* **THE EXERCISE**:
Find the word "title" in the data. Return every line where it appears.

-- BEGIN DATA SUPPLIED --

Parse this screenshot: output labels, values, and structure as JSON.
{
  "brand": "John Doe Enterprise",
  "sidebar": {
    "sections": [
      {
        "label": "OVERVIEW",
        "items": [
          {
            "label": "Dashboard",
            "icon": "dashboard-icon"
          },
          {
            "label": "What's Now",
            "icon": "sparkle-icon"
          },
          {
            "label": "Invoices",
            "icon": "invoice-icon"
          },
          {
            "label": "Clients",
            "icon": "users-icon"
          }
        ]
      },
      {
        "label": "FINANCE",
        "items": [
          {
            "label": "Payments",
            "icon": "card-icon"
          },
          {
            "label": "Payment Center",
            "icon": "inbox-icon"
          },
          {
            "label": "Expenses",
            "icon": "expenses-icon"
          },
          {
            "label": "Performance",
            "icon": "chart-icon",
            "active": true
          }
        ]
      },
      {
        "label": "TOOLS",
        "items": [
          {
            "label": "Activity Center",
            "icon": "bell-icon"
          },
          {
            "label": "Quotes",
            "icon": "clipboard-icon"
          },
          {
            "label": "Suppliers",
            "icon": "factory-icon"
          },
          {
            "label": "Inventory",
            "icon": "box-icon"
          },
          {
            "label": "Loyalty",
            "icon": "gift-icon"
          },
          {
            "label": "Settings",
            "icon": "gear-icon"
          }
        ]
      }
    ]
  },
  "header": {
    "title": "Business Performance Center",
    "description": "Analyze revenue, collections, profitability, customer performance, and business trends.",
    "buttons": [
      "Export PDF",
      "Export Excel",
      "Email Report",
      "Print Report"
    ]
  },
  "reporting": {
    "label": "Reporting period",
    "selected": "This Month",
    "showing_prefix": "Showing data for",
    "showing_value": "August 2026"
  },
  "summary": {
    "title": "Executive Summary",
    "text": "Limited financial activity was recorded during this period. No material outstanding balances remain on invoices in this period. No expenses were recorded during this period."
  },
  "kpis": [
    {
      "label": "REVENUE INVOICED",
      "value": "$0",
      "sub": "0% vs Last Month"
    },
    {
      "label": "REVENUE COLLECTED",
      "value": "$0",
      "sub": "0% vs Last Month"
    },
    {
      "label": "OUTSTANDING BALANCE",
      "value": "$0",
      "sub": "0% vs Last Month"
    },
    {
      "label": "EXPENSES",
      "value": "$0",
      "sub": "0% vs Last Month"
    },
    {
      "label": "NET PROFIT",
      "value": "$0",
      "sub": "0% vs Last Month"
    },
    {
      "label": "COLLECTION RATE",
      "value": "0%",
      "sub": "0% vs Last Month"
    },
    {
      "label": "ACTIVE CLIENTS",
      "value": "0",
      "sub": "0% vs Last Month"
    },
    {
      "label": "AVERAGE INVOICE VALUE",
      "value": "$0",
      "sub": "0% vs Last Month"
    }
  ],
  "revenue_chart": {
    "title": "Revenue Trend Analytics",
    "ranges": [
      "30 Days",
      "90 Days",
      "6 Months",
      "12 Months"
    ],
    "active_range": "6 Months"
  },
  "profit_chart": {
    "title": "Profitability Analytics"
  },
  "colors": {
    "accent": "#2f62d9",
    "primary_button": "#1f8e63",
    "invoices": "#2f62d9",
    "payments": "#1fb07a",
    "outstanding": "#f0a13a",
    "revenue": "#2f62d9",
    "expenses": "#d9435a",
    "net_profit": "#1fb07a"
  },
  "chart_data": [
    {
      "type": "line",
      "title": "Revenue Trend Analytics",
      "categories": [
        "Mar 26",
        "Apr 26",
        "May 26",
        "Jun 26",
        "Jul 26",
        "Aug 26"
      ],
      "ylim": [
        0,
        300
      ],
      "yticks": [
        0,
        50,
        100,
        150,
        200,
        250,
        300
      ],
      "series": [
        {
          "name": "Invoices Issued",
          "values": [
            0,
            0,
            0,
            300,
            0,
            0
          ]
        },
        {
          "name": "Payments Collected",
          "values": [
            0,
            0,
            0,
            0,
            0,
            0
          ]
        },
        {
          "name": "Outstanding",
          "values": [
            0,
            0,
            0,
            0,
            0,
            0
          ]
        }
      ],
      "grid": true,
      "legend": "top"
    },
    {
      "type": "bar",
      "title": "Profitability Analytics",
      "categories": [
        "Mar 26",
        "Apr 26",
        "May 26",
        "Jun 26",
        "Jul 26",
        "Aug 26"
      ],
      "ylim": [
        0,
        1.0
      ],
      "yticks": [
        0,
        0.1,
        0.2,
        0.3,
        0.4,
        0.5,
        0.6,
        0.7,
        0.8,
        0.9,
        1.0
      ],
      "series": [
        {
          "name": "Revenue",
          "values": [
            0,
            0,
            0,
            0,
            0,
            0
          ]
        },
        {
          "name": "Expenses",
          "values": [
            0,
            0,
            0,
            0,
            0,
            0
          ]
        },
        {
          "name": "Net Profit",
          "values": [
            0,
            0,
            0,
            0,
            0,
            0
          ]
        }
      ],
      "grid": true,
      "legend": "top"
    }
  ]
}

-- END DATA SUPPLIED --

* **TASK SOLUTION**:
    "title": "Business Performance Center",
    "title": "Executive Summary",
    "title": "Revenue Trend Analytics",
    "title": "Profitability Analytics"
      "title": "Revenue Trend Analytics",
      "title": "Profitability Analytics",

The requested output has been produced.